>> start DATA FOR THIS EXERCISE

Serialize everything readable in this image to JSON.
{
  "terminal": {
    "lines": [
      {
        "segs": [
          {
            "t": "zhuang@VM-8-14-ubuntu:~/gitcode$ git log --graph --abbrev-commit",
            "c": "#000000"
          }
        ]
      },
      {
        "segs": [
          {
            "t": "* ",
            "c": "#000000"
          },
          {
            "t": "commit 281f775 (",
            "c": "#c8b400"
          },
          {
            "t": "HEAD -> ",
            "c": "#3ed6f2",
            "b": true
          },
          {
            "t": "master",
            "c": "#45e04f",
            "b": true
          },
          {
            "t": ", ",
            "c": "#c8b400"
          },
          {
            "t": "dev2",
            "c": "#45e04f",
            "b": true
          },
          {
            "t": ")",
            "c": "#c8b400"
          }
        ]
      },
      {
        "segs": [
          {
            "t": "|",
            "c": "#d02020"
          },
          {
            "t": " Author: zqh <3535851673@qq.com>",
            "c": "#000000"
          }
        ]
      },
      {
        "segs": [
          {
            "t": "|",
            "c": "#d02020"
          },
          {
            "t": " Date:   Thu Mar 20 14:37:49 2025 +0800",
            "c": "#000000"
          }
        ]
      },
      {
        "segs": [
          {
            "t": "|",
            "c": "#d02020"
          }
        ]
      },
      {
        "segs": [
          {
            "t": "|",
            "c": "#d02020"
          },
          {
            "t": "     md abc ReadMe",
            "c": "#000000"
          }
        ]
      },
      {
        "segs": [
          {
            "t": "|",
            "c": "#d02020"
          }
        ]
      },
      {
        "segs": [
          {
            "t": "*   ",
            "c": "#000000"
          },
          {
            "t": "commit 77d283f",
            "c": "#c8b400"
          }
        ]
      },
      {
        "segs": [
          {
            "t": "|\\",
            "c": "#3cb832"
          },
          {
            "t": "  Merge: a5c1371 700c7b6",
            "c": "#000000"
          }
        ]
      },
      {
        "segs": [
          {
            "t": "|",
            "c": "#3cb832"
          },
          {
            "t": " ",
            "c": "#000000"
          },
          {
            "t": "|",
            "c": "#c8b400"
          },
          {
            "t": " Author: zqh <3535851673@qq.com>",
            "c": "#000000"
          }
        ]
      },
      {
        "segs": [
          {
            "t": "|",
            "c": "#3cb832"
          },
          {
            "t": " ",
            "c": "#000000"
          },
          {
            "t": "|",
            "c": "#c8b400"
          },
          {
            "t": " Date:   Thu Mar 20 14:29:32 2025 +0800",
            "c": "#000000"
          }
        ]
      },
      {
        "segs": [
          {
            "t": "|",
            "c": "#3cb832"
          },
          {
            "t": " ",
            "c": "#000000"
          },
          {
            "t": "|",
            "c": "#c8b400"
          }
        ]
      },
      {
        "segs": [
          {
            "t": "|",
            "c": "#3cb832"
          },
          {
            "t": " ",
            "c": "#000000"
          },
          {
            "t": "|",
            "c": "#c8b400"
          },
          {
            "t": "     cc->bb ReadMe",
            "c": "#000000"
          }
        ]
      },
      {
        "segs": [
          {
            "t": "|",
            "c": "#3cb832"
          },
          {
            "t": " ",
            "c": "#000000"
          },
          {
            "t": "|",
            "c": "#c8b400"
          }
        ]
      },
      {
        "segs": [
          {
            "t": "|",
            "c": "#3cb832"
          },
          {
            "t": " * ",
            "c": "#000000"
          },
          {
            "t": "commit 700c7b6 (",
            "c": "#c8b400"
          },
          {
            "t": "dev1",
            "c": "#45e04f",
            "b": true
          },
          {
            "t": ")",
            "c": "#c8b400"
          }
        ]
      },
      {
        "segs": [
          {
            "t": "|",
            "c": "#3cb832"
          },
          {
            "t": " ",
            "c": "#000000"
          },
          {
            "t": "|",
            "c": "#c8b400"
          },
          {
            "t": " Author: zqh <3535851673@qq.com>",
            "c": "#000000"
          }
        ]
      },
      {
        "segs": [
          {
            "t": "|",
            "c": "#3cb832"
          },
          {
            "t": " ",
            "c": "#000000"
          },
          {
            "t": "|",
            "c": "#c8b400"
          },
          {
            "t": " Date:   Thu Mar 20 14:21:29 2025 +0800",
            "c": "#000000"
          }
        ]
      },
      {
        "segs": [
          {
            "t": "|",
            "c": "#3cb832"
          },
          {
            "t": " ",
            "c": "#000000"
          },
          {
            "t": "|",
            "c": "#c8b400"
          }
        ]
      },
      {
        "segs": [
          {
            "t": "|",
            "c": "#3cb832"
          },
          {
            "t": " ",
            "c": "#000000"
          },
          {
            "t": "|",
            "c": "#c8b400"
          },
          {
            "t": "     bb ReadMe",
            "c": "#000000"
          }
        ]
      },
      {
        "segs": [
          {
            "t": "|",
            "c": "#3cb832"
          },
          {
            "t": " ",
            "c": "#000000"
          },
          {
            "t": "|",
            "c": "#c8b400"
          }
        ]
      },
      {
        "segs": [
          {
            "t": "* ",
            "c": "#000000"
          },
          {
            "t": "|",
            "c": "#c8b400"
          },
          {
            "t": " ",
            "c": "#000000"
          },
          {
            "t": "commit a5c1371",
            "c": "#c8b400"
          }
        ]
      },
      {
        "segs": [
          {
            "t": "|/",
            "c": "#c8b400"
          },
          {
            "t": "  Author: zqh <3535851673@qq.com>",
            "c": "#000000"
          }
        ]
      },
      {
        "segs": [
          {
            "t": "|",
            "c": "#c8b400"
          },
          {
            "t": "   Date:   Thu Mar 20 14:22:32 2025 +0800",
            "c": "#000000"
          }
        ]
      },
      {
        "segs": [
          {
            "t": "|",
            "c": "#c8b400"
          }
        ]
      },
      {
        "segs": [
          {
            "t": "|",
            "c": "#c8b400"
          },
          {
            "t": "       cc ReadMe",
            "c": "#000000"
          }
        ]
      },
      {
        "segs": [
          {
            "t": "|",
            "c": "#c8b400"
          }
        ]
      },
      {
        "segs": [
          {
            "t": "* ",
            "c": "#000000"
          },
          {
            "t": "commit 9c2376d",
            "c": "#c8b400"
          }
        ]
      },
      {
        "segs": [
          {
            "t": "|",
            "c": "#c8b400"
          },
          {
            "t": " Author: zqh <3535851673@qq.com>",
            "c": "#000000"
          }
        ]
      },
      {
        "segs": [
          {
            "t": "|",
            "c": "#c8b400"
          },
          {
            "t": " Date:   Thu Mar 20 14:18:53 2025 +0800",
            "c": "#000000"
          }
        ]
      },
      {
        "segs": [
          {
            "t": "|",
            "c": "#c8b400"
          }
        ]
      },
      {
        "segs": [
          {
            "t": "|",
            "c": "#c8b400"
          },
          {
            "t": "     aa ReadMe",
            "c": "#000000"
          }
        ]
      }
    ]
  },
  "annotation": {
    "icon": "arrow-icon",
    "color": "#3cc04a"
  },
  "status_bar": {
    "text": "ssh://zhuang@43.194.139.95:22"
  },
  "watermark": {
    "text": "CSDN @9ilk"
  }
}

>> end DATA FOR THIS EXERCISE

* WHAT IS EXPECTED *
Write out the whole listing exactly.

* THE COMPLETED TASK *
Serialize everything readable in this image to JSON.
{
  "terminal": {
    "lines": [
      {
        "segs": [
          {
            "t": "zhuang@VM-8-14-ubuntu:~/gitcode$ git log --graph --abbrev-commit",
            "c": "#000000"
          }
        ]
      },
      {
        "segs": [
          {
            "t": "* ",
            "c": "#000000"
          },
          {
            "t": "commit 281f775 (",
            "c": "#c8b400"
          },
          {
            "t": "HEAD -> ",
            "c": "#3ed6f2",
            "b": true
          },
          {
            "t": "master",
            "c": "#45e04f",
            "b": true
          },
          {
            "t": ", ",
            "c": "#c8b400"
          },
          {
            "t": "dev2",
            "c": "#45e04f",
            "b": true
          },
          {
            "t": ")",
            "c": "#c8b400"
          }
        ]
      },
      {
        "segs": [
          {
            "t": "|",
            "c": "#d02020"
          },
          {
            "t": " Author: zqh <3535851673@qq.com>",
            "c": "#000000"
          }
        ]
      },
      {
        "segs": [
          {
            "t": "|",
            "c": "#d02020"
          },
          {
            "t": " Date:   Thu Mar 20 14:37:49 2025 +0800",
            "c": "#000000"
          }
        ]
      },
      {
        "segs": [
          {
            "t": "|",
            "c": "#d02020"
          }
        ]
      },
      {
        "segs": [
          {
            "t": "|",
            "c": "#d02020"
          },
          {
            "t": "     md abc ReadMe",
            "c": "#000000"
          }
        ]
      },
      {
        "segs": [
          {
            "t": "|",
            "c": "#d02020"
          }
        ]
      },
      {
        "segs": [
          {
            "t": "*   ",
            "c": "#000000"
          },
          {
            "t": "commit 77d283f",
            "c": "#c8b400"
          }
        ]
      },
      {
        "segs": [
          {
            "t": "|\\",
            "c": "#3cb832"
          },
          {
            "t": "  Merge: a5c1371 700c7b6",
            "c": "#000000"
          }
        ]
      },
      {
        "segs": [
          {
            "t": "|",
            "c": "#3cb832"
          },
          {
            "t": " ",
            "c": "#000000"
          },
          {
            "t": "|",
            "c": "#c8b400"
          },
          {
            "t": " Author: zqh <3535851673@qq.com>",
            "c": "#000000"
          }
        ]
      },
      {
        "segs": [
          {
            "t": "|",
            "c": "#3cb832"
          },
          {
            "t": " ",
            "c": "#000000"
          },
          {
            "t": "|",
            "c": "#c8b400"
          },
          {
            "t": " Date:   Thu Mar 20 14:29:32 2025 +0800",
            "c": "#000000"
          }
        ]
      },
      {
        "segs": [
          {
            "t": "|",
            "c": "#3cb832"
          },
          {
            "t": " ",
            "c": "#000000"
          },
          {
            "t": "|",
            "c": "#c8b400"
          }
        ]
      },
      {
        "segs": [
          {
            "t": "|",
            "c": "#3cb832"
          },
          {
            "t": " ",
            "c": "#000000"
          },
          {
            "t": "|",
            "c": "#c8b400"
          },
          {
            "t": "     cc->bb ReadMe",
            "c": "#000000"
          }
        ]
      },
      {
        "segs": [
          {
            "t": "|",
            "c": "#3cb832"
          },
          {
            "t": " ",
            "c": "#000000"
          },
          {
            "t": "|",
            "c": "#c8b400"
          }
        ]
      },
      {
        "segs": [
          {
            "t": "|",
            "c": "#3cb832"
          },
          {
            "t": " * ",
            "c": "#000000"
          },
          {
            "t": "commit 700c7b6 (",
            "c": "#c8b400"
          },
          {
            "t": "dev1",
            "c": "#45e04f",
            "b": true
          },
          {
            "t": ")",
            "c": "#c8b400"
          }
        ]
      },
      {
        "segs": [
          {
            "t": "|",
            "c": "#3cb832"
          },
          {
            "t": " ",
            "c": "#000000"
          },
          {
            "t": "|",
            "c": "#c8b400"
          },
          {
            "t": " Author: zqh <3535851673@qq.com>",
            "c": "#000000"
          }
        ]
      },
      {
        "segs": [
          {
            "t": "|",
            "c": "#3cb832"
          },
          {
            "t": " ",
            "c": "#000000"
          },
          {
            "t": "|",
            "c": "#c8b400"
          },
          {
            "t": " Date:   Thu Mar 20 14:21:29 2025 +0800",
            "c": "#000000"
          }
        ]
      },
      {
        "segs": [
          {
            "t": "|",
            "c": "#3cb832"
          },
          {
            "t": " ",
            "c": "#000000"
          },
          {
            "t": "|",
            "c": "#c8b400"
          }
        ]
      },
      {
        "segs": [
          {
            "t": "|",
            "c": "#3cb832"
          },
          {
            "t": " ",
            "c": "#000000"
          },
          {
            "t": "|",
            "c": "#c8b400"
          },
          {
            "t": "     bb ReadMe",
            "c": "#000000"
          }
        ]
      },
      {
        "segs": [
          {
            "t": "|",
            "c": "#3cb832"
          },
          {
            "t": " ",
            "c": "#000000"
          },
          {
            "t": "|",
            "c": "#c8b400"
          }
        ]
      },
      {
        "segs": [
          {
            "t": "* ",
            "c": "#000000"
          },
          {
            "t": "|",
            "c": "#c8b400"
          },
          {
            "t": " ",
            "c": "#000000"
          },
          {
            "t": "commit a5c1371",
            "c": "#c8b400"
          }
        ]
      },
      {
        "segs": [
          {
            "t": "|/",
            "c": "#c8b400"
          },
          {
            "t": "  Author: zqh <3535851673@qq.com>",
            "c": "#000000"
          }
        ]
      },
      {
        "segs": [
          {
            "t": "|",
            "c": "#c8b400"
          },
          {
            "t": "   Date:   Thu Mar 20 14:22:32 2025 +0800",
            "c": "#000000"
          }
        ]
      },
      {
        "segs": [
          {
            "t": "|",
            "c": "#c8b400"
          }
        ]
      },
      {
        "segs": [
          {
            "t": "|",
            "c": "#c8b400"
          },
          {
            "t": "       cc ReadMe",
            "c": "#000000"
          }
        ]
      },
      {
        "segs": [
          {
            "t": "|",
            "c": "#c8b400"
          }
        ]
      },
      {
        "segs": [
          {
            "t": "* ",
            "c": "#000000"
          },
          {
            "t": "commit 9c2376d",
            "c": "#c8b400"
          }
        ]
      },
      {
        "segs": [
          {
            "t": "|",
            "c": "#c8b400"
          },
          {
            "t": " Author: zqh <3535851673@qq.com>",
            "c": "#000000"
          }
        ]
      },
      {
        "segs": [
          {
            "t": "|",
            "c": "#c8b400"
          },
          {
            "t": " Date:   Thu Mar 20 14:18:53 2025 +0800",
            "c": "#000000"
          }
        ]
      },
      {
        "segs": [
          {
            "t": "|",
            "c": "#c8b400"
          }
        ]
      },
      {
        "segs": [
          {
            "t": "|",
            "c": "#c8b400"
          },
          {
            "t": "     aa ReadMe",
            "c": "#000000"
          }
        ]
      }
    ]
  },
  "annotation": {
    "icon": "arrow-icon",
    "color": "#3cc04a"
  },
  "status_bar": {
    "text": "ssh://zhuang@43.194.139.95:22"
  },
  "watermark": {
    "text": "CSDN @9ilk"
  }
}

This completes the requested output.